Aim of the task —
Read through the data and count the lines that contain the string "NetFront"; give only the result.

Provided records —
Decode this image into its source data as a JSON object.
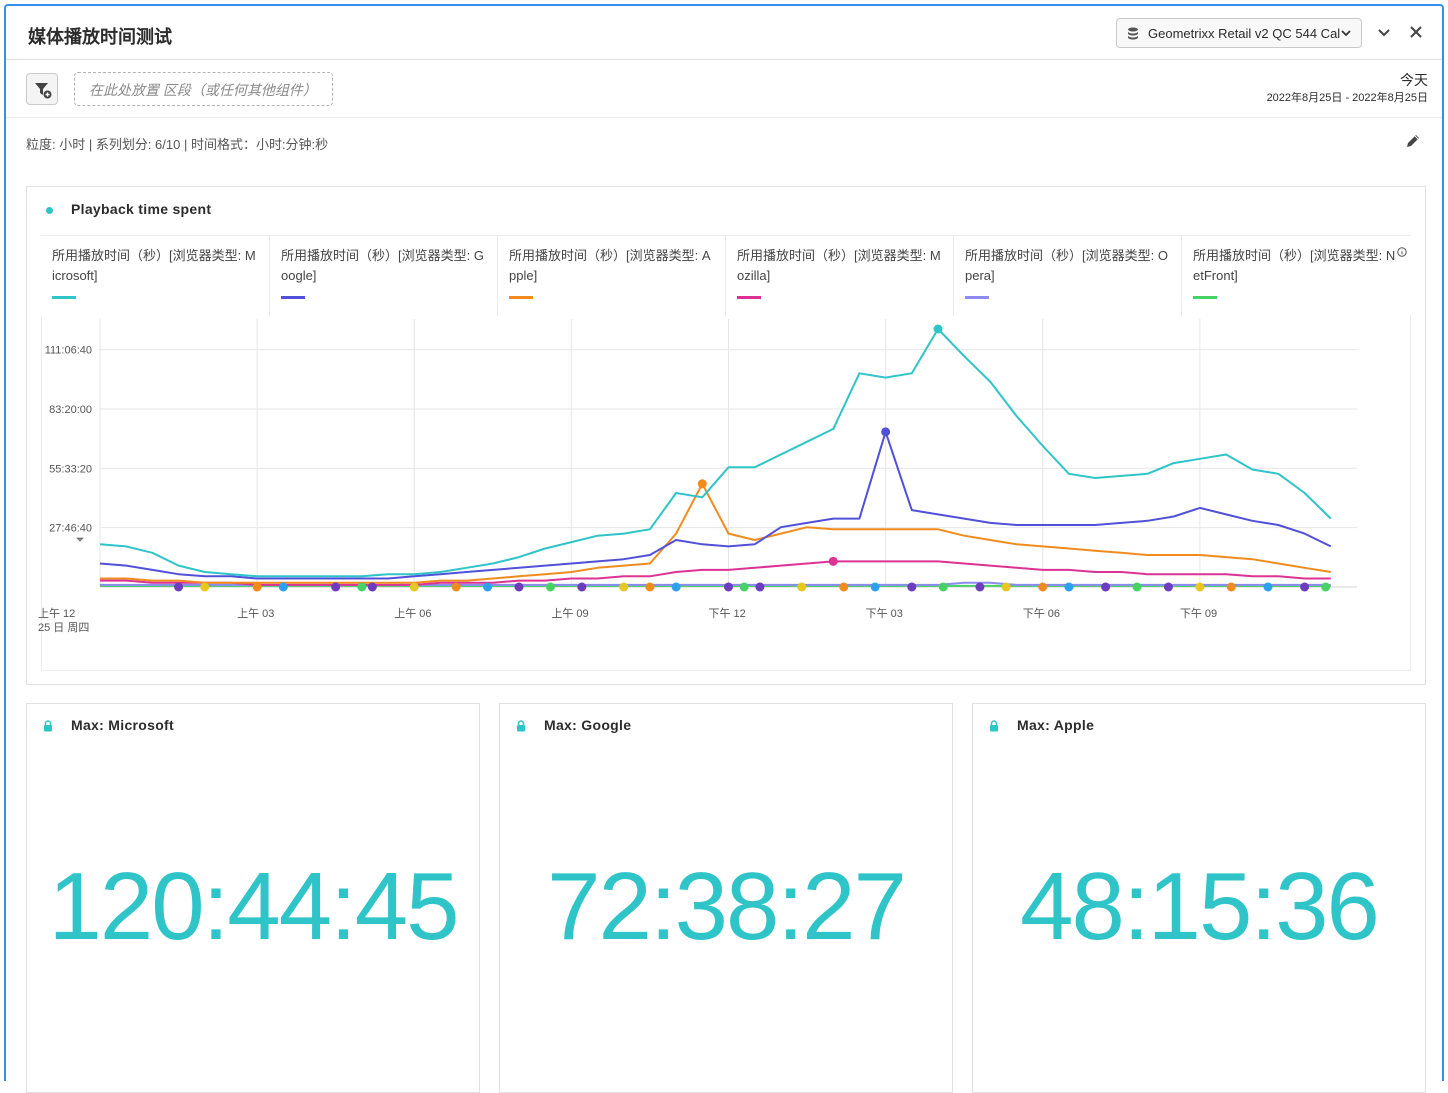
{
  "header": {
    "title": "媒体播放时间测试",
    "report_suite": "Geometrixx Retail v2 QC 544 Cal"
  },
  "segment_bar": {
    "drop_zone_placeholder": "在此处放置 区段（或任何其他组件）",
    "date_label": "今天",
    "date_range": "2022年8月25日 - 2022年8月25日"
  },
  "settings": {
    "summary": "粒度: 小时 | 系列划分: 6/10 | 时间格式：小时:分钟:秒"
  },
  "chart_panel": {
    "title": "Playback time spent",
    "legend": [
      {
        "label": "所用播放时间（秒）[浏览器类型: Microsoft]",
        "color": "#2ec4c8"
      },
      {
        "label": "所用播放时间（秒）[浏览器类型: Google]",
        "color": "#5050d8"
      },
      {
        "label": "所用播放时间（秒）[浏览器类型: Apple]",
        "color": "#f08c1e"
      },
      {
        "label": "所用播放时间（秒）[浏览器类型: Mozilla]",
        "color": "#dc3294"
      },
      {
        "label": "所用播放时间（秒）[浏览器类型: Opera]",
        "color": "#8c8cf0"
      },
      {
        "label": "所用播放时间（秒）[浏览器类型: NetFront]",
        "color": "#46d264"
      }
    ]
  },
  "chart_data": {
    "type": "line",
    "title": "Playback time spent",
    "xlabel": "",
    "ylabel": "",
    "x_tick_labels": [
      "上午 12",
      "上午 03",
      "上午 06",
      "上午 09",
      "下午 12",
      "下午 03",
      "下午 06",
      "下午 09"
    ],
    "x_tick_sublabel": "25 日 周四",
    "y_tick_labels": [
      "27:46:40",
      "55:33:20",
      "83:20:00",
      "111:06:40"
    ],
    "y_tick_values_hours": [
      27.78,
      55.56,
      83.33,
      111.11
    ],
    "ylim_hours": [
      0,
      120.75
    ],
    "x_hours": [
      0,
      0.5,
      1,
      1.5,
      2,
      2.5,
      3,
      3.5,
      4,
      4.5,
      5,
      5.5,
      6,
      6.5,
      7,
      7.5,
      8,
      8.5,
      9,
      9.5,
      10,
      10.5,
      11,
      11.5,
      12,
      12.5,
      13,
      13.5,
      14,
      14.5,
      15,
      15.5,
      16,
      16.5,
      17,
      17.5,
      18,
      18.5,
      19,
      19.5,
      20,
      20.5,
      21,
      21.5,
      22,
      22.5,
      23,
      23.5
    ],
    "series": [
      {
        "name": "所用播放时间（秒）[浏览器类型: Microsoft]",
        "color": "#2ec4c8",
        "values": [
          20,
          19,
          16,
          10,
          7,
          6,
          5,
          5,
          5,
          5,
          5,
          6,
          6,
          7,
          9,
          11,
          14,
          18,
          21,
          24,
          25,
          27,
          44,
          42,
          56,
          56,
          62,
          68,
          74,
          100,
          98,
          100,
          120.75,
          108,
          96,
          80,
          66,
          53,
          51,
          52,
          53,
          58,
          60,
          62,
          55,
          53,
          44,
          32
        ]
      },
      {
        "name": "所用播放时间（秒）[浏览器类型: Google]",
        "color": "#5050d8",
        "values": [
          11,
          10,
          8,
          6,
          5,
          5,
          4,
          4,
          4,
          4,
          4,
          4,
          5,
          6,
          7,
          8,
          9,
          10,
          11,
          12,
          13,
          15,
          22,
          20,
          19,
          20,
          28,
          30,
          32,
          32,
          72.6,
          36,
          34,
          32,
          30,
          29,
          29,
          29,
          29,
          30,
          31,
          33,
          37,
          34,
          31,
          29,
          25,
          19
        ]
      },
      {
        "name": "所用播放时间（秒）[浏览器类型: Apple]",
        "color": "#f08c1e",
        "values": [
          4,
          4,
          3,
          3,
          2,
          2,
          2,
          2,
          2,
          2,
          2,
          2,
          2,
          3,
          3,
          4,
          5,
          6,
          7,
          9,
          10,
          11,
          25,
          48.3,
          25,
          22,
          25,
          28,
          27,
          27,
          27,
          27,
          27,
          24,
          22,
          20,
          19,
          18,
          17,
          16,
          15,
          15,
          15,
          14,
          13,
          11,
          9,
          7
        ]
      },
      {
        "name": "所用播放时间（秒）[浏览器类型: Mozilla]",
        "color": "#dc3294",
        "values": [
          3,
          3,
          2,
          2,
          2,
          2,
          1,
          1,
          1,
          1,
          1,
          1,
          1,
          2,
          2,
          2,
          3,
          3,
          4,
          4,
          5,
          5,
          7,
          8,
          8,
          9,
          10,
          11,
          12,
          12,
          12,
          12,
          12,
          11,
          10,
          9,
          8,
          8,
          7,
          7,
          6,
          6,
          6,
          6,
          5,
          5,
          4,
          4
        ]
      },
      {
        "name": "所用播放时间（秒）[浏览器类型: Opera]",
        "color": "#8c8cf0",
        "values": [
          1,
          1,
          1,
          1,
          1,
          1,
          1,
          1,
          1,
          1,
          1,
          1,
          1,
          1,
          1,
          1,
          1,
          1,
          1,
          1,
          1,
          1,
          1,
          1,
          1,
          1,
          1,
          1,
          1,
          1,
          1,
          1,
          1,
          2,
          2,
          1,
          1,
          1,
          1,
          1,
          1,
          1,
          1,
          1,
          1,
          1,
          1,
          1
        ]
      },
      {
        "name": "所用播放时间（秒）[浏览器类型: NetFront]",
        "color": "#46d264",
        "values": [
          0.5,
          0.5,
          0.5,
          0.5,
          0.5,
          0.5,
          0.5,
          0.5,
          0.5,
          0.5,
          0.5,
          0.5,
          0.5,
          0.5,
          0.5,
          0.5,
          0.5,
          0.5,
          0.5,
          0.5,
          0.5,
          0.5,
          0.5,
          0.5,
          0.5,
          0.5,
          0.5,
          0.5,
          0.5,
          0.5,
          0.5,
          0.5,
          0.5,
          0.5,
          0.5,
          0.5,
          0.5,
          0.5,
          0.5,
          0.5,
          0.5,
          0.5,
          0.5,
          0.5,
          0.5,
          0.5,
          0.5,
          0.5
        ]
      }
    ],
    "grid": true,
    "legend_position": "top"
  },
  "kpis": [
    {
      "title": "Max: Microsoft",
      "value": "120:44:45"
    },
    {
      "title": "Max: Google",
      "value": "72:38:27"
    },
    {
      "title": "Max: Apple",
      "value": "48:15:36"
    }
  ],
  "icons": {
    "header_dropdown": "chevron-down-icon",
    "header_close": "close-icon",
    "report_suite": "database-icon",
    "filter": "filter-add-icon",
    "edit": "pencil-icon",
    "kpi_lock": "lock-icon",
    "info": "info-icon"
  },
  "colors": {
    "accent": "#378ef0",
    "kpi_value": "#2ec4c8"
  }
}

Output —
2